# Aim of the exercise:
In the forum thread about the missing analogue signal after an upgrade, what menu path does the reply give for reaching the "channels you receive" setting?

# Passage provided:
# Analogue signal (RF in) not there after upgrade



## Jimus (Dec 28, 2005)

Hello all,

Some help needed here if you have time.......

Just did an upgrade using a preconfigured drive, cache-card and all went very smoothly.

TiVo goes through set-up without any issues, reports the correct (increased) drive size and connects to the wireless network without any problems for its data.

Unfortunately since starting up, although the channel search works correctly and seems to come up with a list of multiples of the 4 terrestrial channels (no C5 here) for selection I cannot get 'Live TV' or a picture to appear when a channel is selected. Just get the blue screen and sad TiVo image.

Perhaps I am missing something really stupid in the setup here - could anyone help some checks to eliminate other possibilities before I start thinking my tuner card is knackered.

Source is selected as 'Aerial only'
I have been through Guided setup 3 times now
I have cycled the power twice.
The TV connected through the RF-out can get a clear signal of the 4 channels in question - I know there is a signal there!

We have no Freeview here and no satellite so RF is our only source of telly (I know!) otherwise I wouldn't be bothered!

Cheers in advance


Jimus


----------



## mikerr (Jun 2, 2005)

Check the correct RF channel numbers are selected in the "channels you receive" menu, just tick all the (aer) ones if you don't know the numbers, and then change channels to test.

the menu is tivo/setup/preferences/customise channels/channels you receive

Once when I was without cable for a while, I found tivo doesn't always lock on to the right rf channels during its guided setup scan, you have to help it. (We have poor signal here, that's why I have cable...)


----------



## Jimus (Dec 28, 2005)

Data listing:
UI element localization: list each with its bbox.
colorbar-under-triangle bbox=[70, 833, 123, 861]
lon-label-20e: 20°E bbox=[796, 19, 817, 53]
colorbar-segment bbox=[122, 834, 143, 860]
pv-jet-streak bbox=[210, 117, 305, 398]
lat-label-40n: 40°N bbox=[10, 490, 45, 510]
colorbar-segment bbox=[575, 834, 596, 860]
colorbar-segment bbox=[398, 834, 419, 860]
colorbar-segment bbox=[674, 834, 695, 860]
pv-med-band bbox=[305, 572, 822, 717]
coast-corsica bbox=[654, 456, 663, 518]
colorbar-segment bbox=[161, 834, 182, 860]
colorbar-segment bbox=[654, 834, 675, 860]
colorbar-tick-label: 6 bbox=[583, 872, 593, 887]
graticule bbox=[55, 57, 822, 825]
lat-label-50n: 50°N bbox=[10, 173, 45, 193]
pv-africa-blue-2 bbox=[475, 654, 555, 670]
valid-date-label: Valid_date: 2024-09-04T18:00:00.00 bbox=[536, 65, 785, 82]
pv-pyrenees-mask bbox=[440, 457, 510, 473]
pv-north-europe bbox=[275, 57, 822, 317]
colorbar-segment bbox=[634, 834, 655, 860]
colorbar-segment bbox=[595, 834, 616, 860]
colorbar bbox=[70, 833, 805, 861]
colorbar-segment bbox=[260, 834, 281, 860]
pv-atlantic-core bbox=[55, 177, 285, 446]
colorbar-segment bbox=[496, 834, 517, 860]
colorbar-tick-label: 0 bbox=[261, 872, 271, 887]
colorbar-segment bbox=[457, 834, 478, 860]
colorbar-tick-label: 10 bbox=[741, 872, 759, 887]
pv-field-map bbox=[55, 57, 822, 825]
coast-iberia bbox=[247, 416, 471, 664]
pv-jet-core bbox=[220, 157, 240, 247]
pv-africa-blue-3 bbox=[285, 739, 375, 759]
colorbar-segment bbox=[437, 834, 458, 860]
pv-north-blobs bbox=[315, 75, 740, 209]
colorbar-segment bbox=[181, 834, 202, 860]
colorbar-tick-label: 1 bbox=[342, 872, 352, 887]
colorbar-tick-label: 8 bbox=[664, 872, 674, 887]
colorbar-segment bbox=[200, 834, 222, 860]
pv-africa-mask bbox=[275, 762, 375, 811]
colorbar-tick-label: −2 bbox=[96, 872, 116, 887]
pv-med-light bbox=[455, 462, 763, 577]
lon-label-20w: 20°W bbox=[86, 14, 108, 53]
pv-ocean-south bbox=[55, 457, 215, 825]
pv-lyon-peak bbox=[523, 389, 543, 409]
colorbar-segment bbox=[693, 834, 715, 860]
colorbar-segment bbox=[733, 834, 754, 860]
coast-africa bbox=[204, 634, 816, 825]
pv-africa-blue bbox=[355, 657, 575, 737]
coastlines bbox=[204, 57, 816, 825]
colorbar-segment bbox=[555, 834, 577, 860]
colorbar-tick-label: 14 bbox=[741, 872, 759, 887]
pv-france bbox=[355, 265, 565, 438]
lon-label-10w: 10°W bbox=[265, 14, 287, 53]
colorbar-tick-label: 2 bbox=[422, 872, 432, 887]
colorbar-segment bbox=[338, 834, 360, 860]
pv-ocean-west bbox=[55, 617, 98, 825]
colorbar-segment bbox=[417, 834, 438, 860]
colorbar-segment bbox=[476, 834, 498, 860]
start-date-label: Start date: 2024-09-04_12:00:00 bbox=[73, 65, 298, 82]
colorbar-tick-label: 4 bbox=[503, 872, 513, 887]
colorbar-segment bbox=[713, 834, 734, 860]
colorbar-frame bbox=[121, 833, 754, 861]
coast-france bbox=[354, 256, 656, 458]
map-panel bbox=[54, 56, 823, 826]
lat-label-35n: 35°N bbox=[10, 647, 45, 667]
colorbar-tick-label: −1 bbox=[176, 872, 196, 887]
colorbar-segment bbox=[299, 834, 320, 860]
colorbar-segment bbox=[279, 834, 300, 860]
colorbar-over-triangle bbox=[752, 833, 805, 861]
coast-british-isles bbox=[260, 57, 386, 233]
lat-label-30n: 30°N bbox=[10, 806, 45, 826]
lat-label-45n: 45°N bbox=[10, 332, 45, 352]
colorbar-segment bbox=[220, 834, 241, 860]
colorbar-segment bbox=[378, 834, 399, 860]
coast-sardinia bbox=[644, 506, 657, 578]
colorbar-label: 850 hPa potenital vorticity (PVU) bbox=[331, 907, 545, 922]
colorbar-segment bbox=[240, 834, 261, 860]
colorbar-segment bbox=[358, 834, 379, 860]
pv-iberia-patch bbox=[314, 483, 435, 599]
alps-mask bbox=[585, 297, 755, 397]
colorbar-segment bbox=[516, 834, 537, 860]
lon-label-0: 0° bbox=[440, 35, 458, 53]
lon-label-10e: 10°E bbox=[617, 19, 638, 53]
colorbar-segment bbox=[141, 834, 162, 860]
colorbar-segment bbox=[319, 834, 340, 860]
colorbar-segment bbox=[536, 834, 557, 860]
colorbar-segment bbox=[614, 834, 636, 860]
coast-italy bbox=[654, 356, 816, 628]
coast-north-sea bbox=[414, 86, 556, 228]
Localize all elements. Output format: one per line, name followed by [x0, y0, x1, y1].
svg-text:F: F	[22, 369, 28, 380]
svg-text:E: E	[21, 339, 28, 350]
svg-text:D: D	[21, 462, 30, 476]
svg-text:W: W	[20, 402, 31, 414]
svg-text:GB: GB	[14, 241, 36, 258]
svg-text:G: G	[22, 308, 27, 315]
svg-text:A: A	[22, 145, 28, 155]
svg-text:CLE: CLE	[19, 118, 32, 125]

# Correct result:
tivo/setup/preferences/customise channels/channels you receive